* **Given task**
Spot each line that carries the word "command"; copy those lines.
────────────────
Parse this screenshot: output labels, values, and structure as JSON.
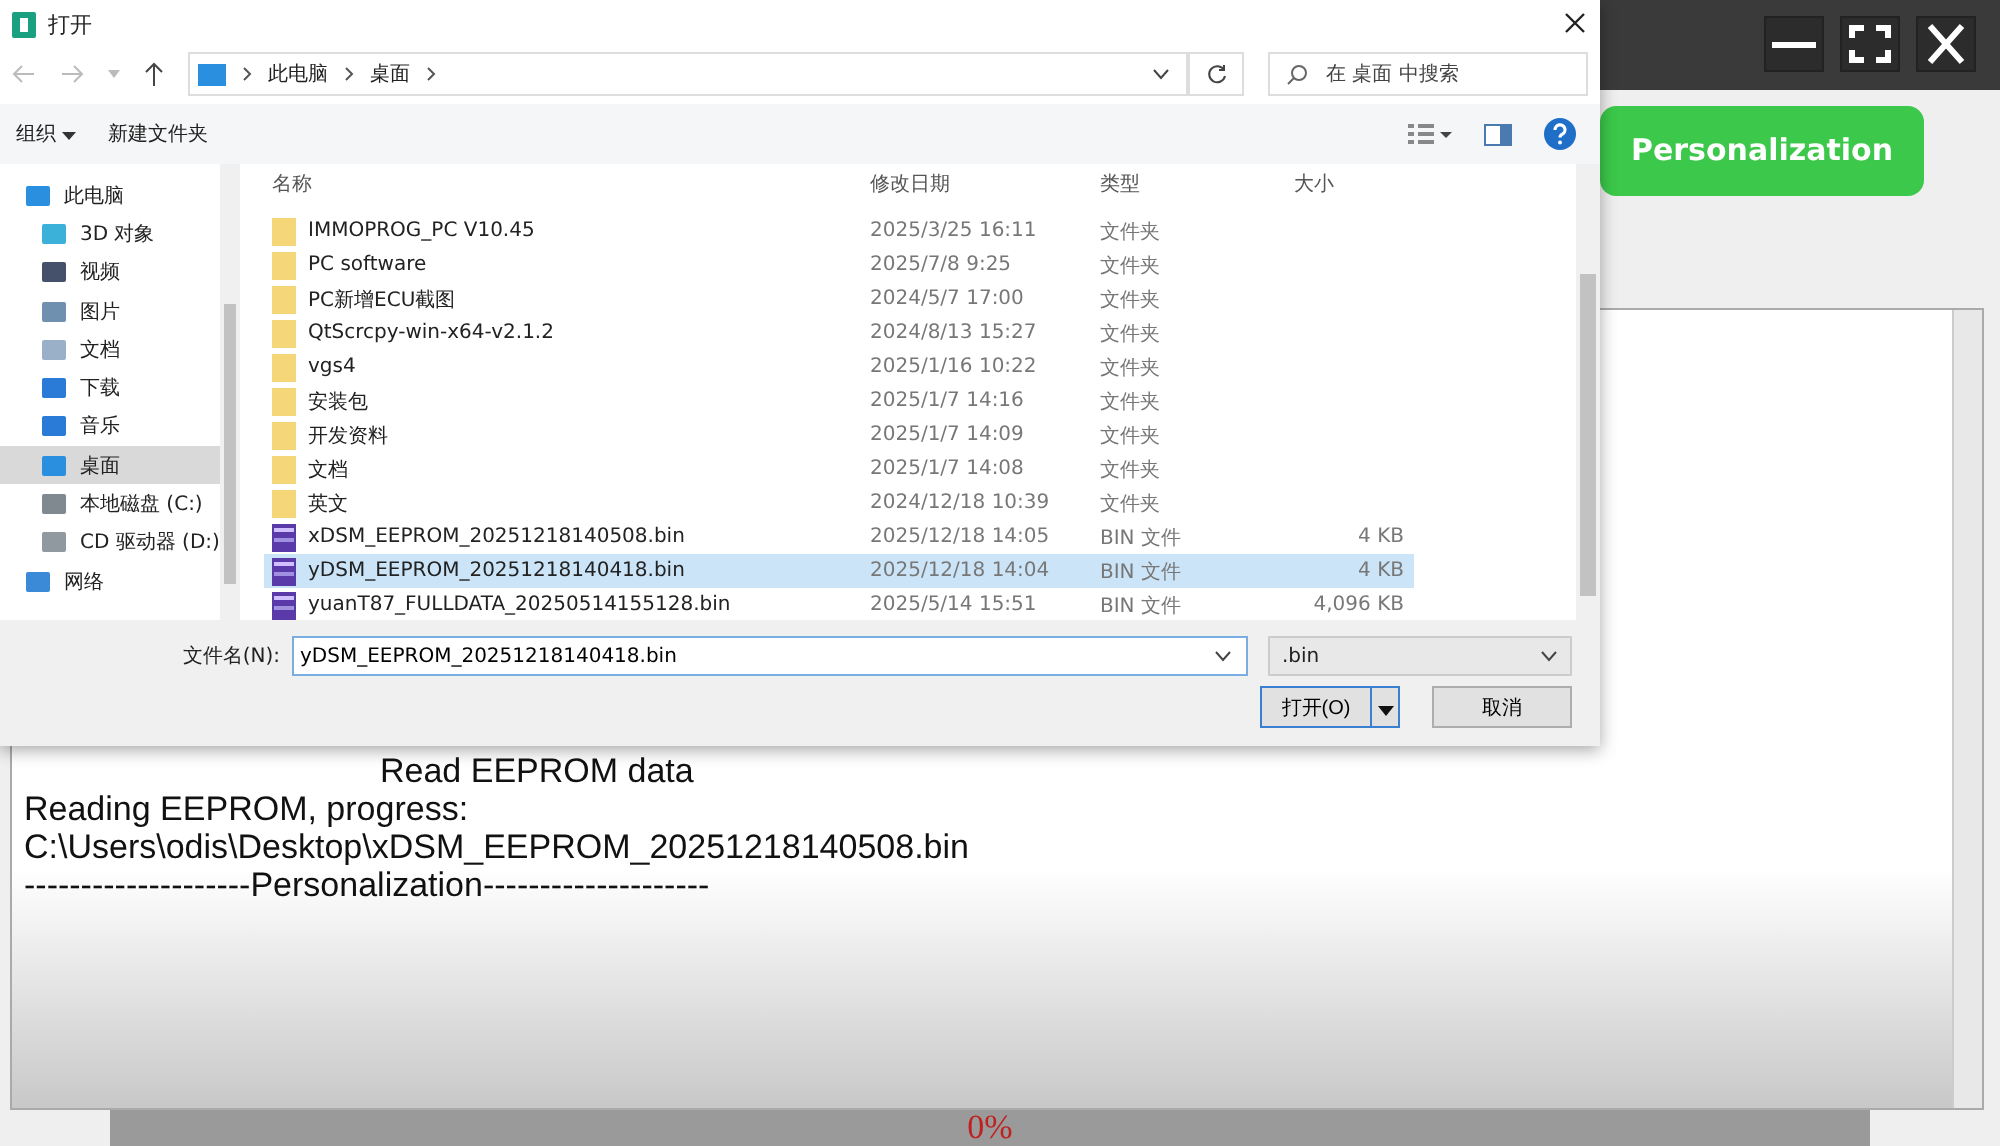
{
  "app": {
    "action_button": "Personalization",
    "log": [
      {
        "kind": "heading",
        "text": "Read EEPROM data"
      },
      {
        "kind": "text",
        "text": "Reading EEPROM, progress:"
      },
      {
        "kind": "text",
        "text": "C:\\Users\\odis\\Desktop\\xDSM_EEPROM_20251218140508.bin"
      },
      {
        "kind": "text",
        "text": "--------------------Personalization--------------------"
      }
    ],
    "progress": {
      "level": 0,
      "text": "0%"
    }
  },
  "dialog": {
    "title": "打开",
    "breadcrumb": [
      "此电脑",
      "桌面"
    ],
    "search": {
      "placeholder": "在 桌面 中搜索"
    },
    "toolbar": {
      "organize": "组织",
      "new_folder": "新建文件夹"
    },
    "sidebar": [
      {
        "label": "此电脑",
        "selected": false,
        "children": [
          {
            "label": "3D 对象",
            "selected": false
          },
          {
            "label": "视频",
            "selected": false
          },
          {
            "label": "图片",
            "selected": false
          },
          {
            "label": "文档",
            "selected": false
          },
          {
            "label": "下载",
            "selected": false
          },
          {
            "label": "音乐",
            "selected": false
          },
          {
            "label": "桌面",
            "selected": true
          },
          {
            "label": "本地磁盘 (C:)",
            "selected": false
          },
          {
            "label": "CD 驱动器 (D:)",
            "selected": false
          }
        ]
      },
      {
        "label": "网络",
        "selected": false
      }
    ],
    "columns": [
      "名称",
      "修改日期",
      "类型",
      "大小"
    ],
    "files": [
      {
        "kind": "folder",
        "name": "IMMOPROG_PC  V10.45",
        "date": "2025/3/25 16:11",
        "type": "文件夹",
        "selected": false
      },
      {
        "kind": "folder",
        "name": "PC software",
        "date": "2025/7/8 9:25",
        "type": "文件夹",
        "selected": false
      },
      {
        "kind": "folder",
        "name": "PC新增ECU截图",
        "date": "2024/5/7 17:00",
        "type": "文件夹",
        "selected": false
      },
      {
        "kind": "folder",
        "name": "QtScrcpy-win-x64-v2.1.2",
        "date": "2024/8/13 15:27",
        "type": "文件夹",
        "selected": false
      },
      {
        "kind": "folder",
        "name": "vgs4",
        "date": "2025/1/16 10:22",
        "type": "文件夹",
        "selected": false
      },
      {
        "kind": "folder",
        "name": "安装包",
        "date": "2025/1/7 14:16",
        "type": "文件夹",
        "selected": false
      },
      {
        "kind": "folder",
        "name": "开发资料",
        "date": "2025/1/7 14:09",
        "type": "文件夹",
        "selected": false
      },
      {
        "kind": "folder",
        "name": "文档",
        "date": "2025/1/7 14:08",
        "type": "文件夹",
        "selected": false
      },
      {
        "kind": "folder",
        "name": "英文",
        "date": "2024/12/18 10:39",
        "type": "文件夹",
        "selected": false
      },
      {
        "kind": "bin",
        "name": "xDSM_EEPROM_20251218140508.bin",
        "date": "2025/12/18 14:05",
        "type": "BIN 文件",
        "size": "4 KB",
        "selected": false
      },
      {
        "kind": "bin",
        "name": "yDSM_EEPROM_20251218140418.bin",
        "date": "2025/12/18 14:04",
        "type": "BIN 文件",
        "size": "4 KB",
        "selected": true
      },
      {
        "kind": "bin",
        "name": "yuanT87_FULLDATA_20250514155128.bin",
        "date": "2025/5/14 15:51",
        "type": "BIN 文件",
        "size": "4,096 KB",
        "selected": false
      }
    ],
    "filename_label": "文件名(N):",
    "filename": "yDSM_EEPROM_20251218140418.bin",
    "filter": ".bin",
    "buttons": {
      "open": "打开(O)",
      "cancel": "取消"
    }
  }
}
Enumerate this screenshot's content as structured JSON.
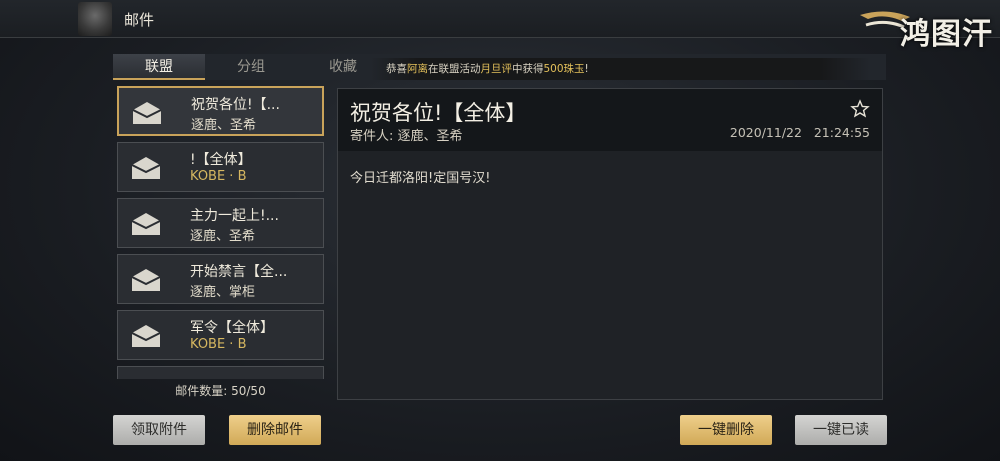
{
  "header": {
    "title": "邮件",
    "logo_text": "鸿图汗"
  },
  "tabs": [
    {
      "label": "联盟",
      "active": true
    },
    {
      "label": "分组",
      "active": false
    },
    {
      "label": "收藏",
      "active": false
    }
  ],
  "notice": {
    "prefix": "恭喜",
    "player": "阿离",
    "middle": "在联盟活动",
    "activity": "月旦评",
    "suffix": "中获得",
    "reward": "500珠玉",
    "end": "!"
  },
  "mail_list": [
    {
      "subject": "祝贺各位!【...",
      "from": "逐鹿、圣希",
      "selected": true,
      "from_color": "#e2dccb"
    },
    {
      "subject": "!【全体】",
      "from": "KOBE · B",
      "selected": false,
      "from_color": "#d6b760"
    },
    {
      "subject": "主力一起上!...",
      "from": "逐鹿、圣希",
      "selected": false,
      "from_color": "#e2dccb"
    },
    {
      "subject": "开始禁言【全...",
      "from": "逐鹿、掌柜",
      "selected": false,
      "from_color": "#e2dccb"
    },
    {
      "subject": "军令【全体】",
      "from": "KOBE · B",
      "selected": false,
      "from_color": "#d6b760"
    },
    {
      "subject": "",
      "from": "",
      "selected": false,
      "from_color": "#e2dccb"
    }
  ],
  "mail_count": "邮件数量: 50/50",
  "content": {
    "title": "祝贺各位!【全体】",
    "sender": "寄件人: 逐鹿、圣希",
    "date": "2020/11/22",
    "time": "21:24:55",
    "body": "今日迁都洛阳!定国号汉!"
  },
  "buttons": {
    "collect": "领取附件",
    "delete": "删除邮件",
    "delete_all": "一键删除",
    "read_all": "一键已读"
  },
  "colors": {
    "accent_gold": "#c9a35a",
    "highlight": "#e4c15b"
  }
}
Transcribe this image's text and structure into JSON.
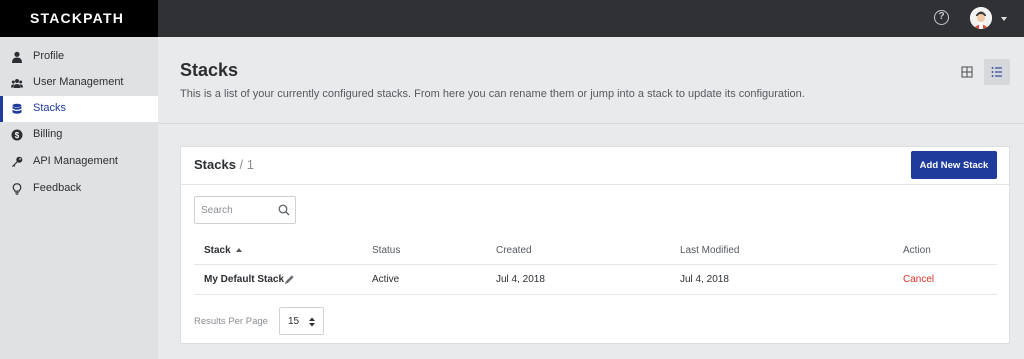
{
  "brand": {
    "logo_text": "STACKPATH"
  },
  "topbar": {
    "help_icon": "question-circle-icon",
    "avatar_icon": "user-avatar"
  },
  "sidebar": {
    "items": [
      {
        "label": "Profile",
        "icon": "person-icon"
      },
      {
        "label": "User Management",
        "icon": "users-icon"
      },
      {
        "label": "Stacks",
        "icon": "database-icon",
        "active": true
      },
      {
        "label": "Billing",
        "icon": "dollar-circle-icon"
      },
      {
        "label": "API Management",
        "icon": "key-icon"
      },
      {
        "label": "Feedback",
        "icon": "lightbulb-icon"
      }
    ]
  },
  "page": {
    "title": "Stacks",
    "description": "This is a list of your currently configured stacks. From here you can rename them or jump into a stack to update its configuration.",
    "view_toggle": {
      "grid_icon": "grid-view-icon",
      "list_icon": "list-view-icon",
      "selected": "list"
    }
  },
  "card": {
    "title": "Stacks",
    "count": "/ 1",
    "add_button": "Add New Stack",
    "search_placeholder": "Search",
    "columns": {
      "stack": "Stack",
      "status": "Status",
      "created": "Created",
      "modified": "Last Modified",
      "action": "Action"
    },
    "rows": [
      {
        "name": "My Default Stack",
        "status": "Active",
        "created": "Jul 4, 2018",
        "modified": "Jul 4, 2018",
        "action": "Cancel"
      }
    ],
    "results_per_page_label": "Results Per Page",
    "results_per_page_value": "15"
  },
  "colors": {
    "accent": "#1f3b9c",
    "cancel": "#d9342b",
    "topbar": "#2f3134"
  }
}
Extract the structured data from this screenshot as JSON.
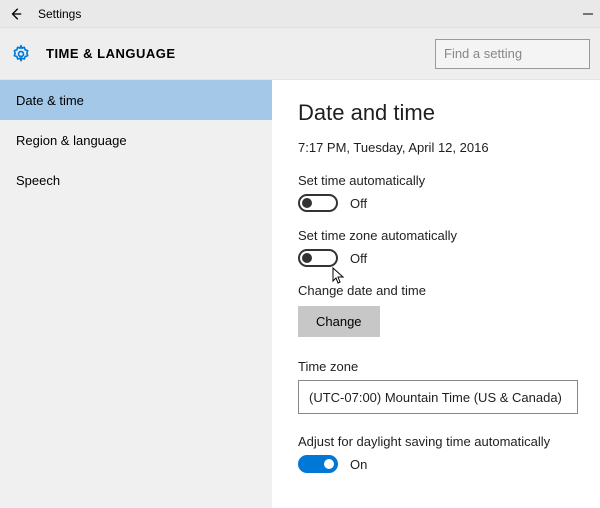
{
  "window": {
    "title": "Settings"
  },
  "header": {
    "category": "TIME & LANGUAGE",
    "search_placeholder": "Find a setting"
  },
  "sidebar": {
    "items": [
      {
        "label": "Date & time",
        "selected": true
      },
      {
        "label": "Region & language",
        "selected": false
      },
      {
        "label": "Speech",
        "selected": false
      }
    ]
  },
  "main": {
    "title": "Date and time",
    "current_datetime": "7:17 PM, Tuesday, April 12, 2016",
    "set_time_auto": {
      "label": "Set time automatically",
      "state": "Off",
      "on": false
    },
    "set_tz_auto": {
      "label": "Set time zone automatically",
      "state": "Off",
      "on": false
    },
    "change_section": {
      "label": "Change date and time",
      "button": "Change"
    },
    "timezone": {
      "label": "Time zone",
      "value": "(UTC-07:00) Mountain Time (US & Canada)"
    },
    "dst": {
      "label": "Adjust for daylight saving time automatically",
      "state": "On",
      "on": true
    }
  }
}
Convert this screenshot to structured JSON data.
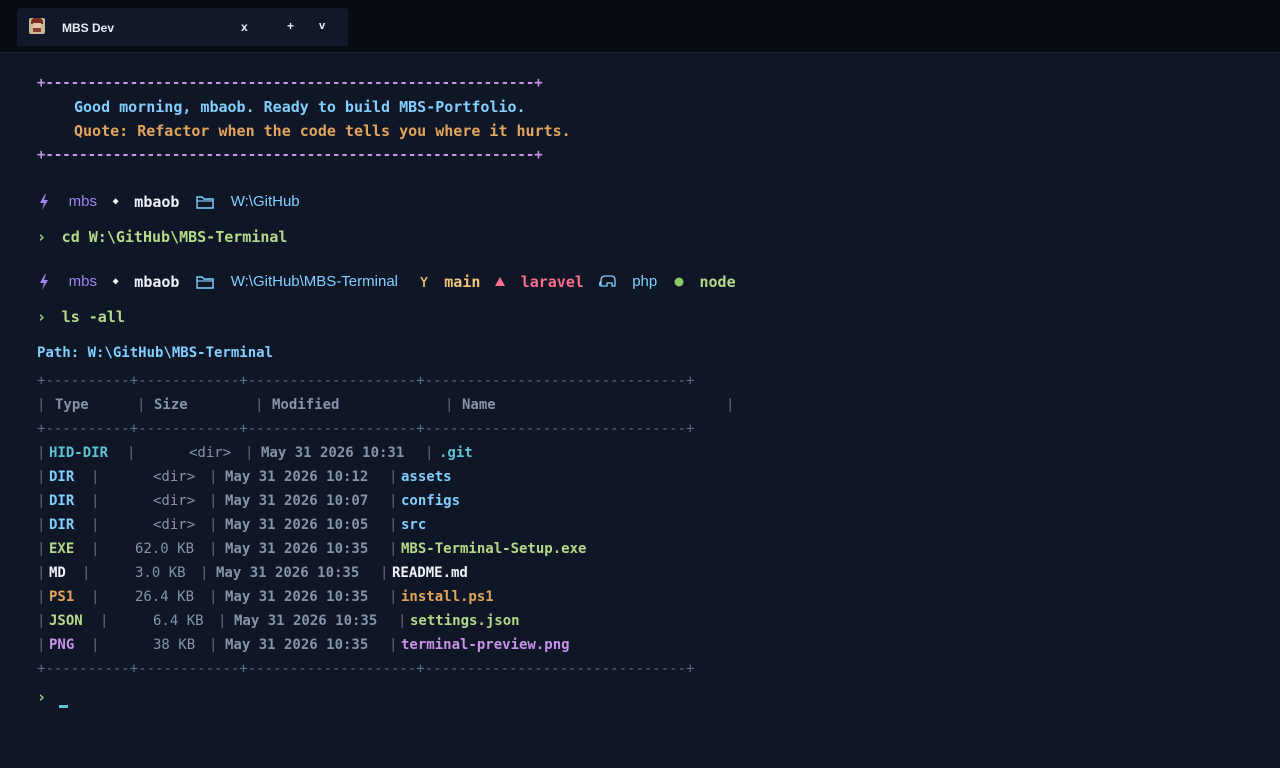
{
  "titlebar": {
    "tab_title": "MBS Dev",
    "close_label": "x",
    "new_tab_label": "+",
    "dropdown_label": "v",
    "icon": "avatar-icon"
  },
  "banner": {
    "border": "+----------------------------------------------------------+",
    "greeting": "Good morning, mbaob. Ready to build MBS-Portfolio.",
    "quote": "Quote: Refactor when the code tells you where it hurts."
  },
  "prompt1": {
    "host": "mbs",
    "user": "mbaob",
    "path": "W:\\GitHub",
    "command": "cd W:\\GitHub\\MBS-Terminal"
  },
  "prompt2": {
    "host": "mbs",
    "user": "mbaob",
    "path": "W:\\GitHub\\MBS-Terminal",
    "branch": "main",
    "laravel": "laravel",
    "php": "php",
    "node": "node",
    "command": "ls -all"
  },
  "listing": {
    "path_line": "Path: W:\\GitHub\\MBS-Terminal",
    "border": "+----------+------------+--------------------+-------------------------------+",
    "headers": [
      "Type",
      "Size",
      "Modified",
      "Name"
    ],
    "rows": [
      {
        "type": "HID-DIR",
        "size": "<dir>",
        "modified": "May 31 2026 10:31",
        "name": ".git"
      },
      {
        "type": "DIR",
        "size": "<dir>",
        "modified": "May 31 2026 10:12",
        "name": "assets"
      },
      {
        "type": "DIR",
        "size": "<dir>",
        "modified": "May 31 2026 10:07",
        "name": "configs"
      },
      {
        "type": "DIR",
        "size": "<dir>",
        "modified": "May 31 2026 10:05",
        "name": "src"
      },
      {
        "type": "EXE",
        "size": "62.0 KB",
        "modified": "May 31 2026 10:35",
        "name": "MBS-Terminal-Setup.exe"
      },
      {
        "type": "MD",
        "size": "3.0 KB",
        "modified": "May 31 2026 10:35",
        "name": "README.md"
      },
      {
        "type": "PS1",
        "size": "26.4 KB",
        "modified": "May 31 2026 10:35",
        "name": "install.ps1"
      },
      {
        "type": "JSON",
        "size": "6.4 KB",
        "modified": "May 31 2026 10:35",
        "name": "settings.json"
      },
      {
        "type": "PNG",
        "size": "38 KB",
        "modified": "May 31 2026 10:35",
        "name": "terminal-preview.png"
      }
    ]
  },
  "final_prompt": "›",
  "colors": {
    "background": "#0f1626",
    "purple": "#c792ea",
    "blue": "#82cfff",
    "orange": "#e3a55c",
    "green": "#b5d98a",
    "teal": "#5fc3d4"
  }
}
────────────────
* **The result**
    "command": "cd W:\\GitHub\\MBS-Terminal"
    "command": "ls -all"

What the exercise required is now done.